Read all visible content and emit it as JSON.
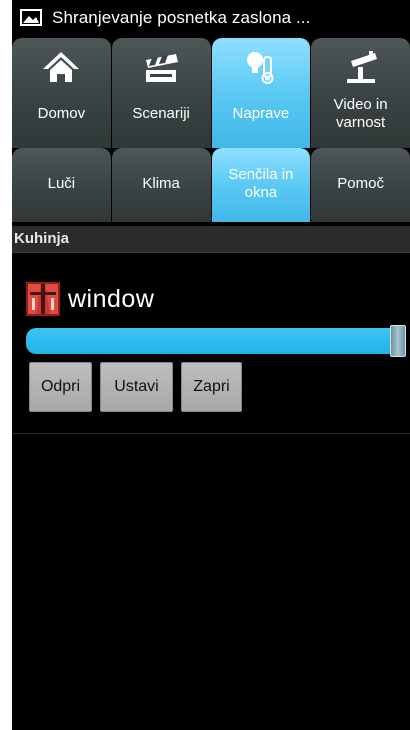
{
  "status_bar": {
    "notification_text": "Shranjevanje posnetka zaslona ...",
    "icon": "screenshot-icon"
  },
  "tabs": {
    "row1": [
      {
        "label": "Domov",
        "icon": "home-icon",
        "active": false
      },
      {
        "label": "Scenariji",
        "icon": "scenario-icon",
        "active": false
      },
      {
        "label": "Naprave",
        "icon": "devices-icon",
        "active": true
      },
      {
        "label": "Video in varnost",
        "icon": "camera-icon",
        "active": false
      }
    ],
    "row2": [
      {
        "label": "Luči",
        "active": false
      },
      {
        "label": "Klima",
        "active": false
      },
      {
        "label": "Senčila in okna",
        "active": true
      },
      {
        "label": "Pomoč",
        "active": false
      }
    ]
  },
  "section": {
    "title": "Kuhinja"
  },
  "device": {
    "name": "window",
    "icon": "blinds-window-icon",
    "position_fraction": 1.0
  },
  "buttons": {
    "open_label": "Odpri",
    "stop_label": "Ustavi",
    "close_label": "Zapri"
  },
  "colors": {
    "active_tab": "#5bc9f3",
    "inactive_tab": "#3a4343",
    "slider": "#24b2ea",
    "background": "#000000"
  }
}
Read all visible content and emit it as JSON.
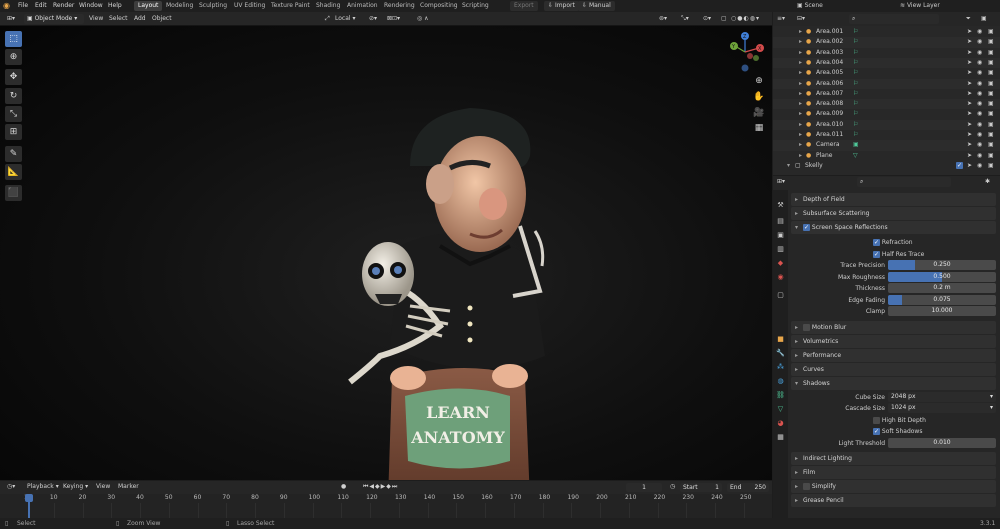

*EXERCISE PROMPT:*
Find the word "window" in the material, then list each line that holds it.

*RESPONSE TO THIS EXERCISE:*
    "name": "window",
    "icon": "blinds-window-icon",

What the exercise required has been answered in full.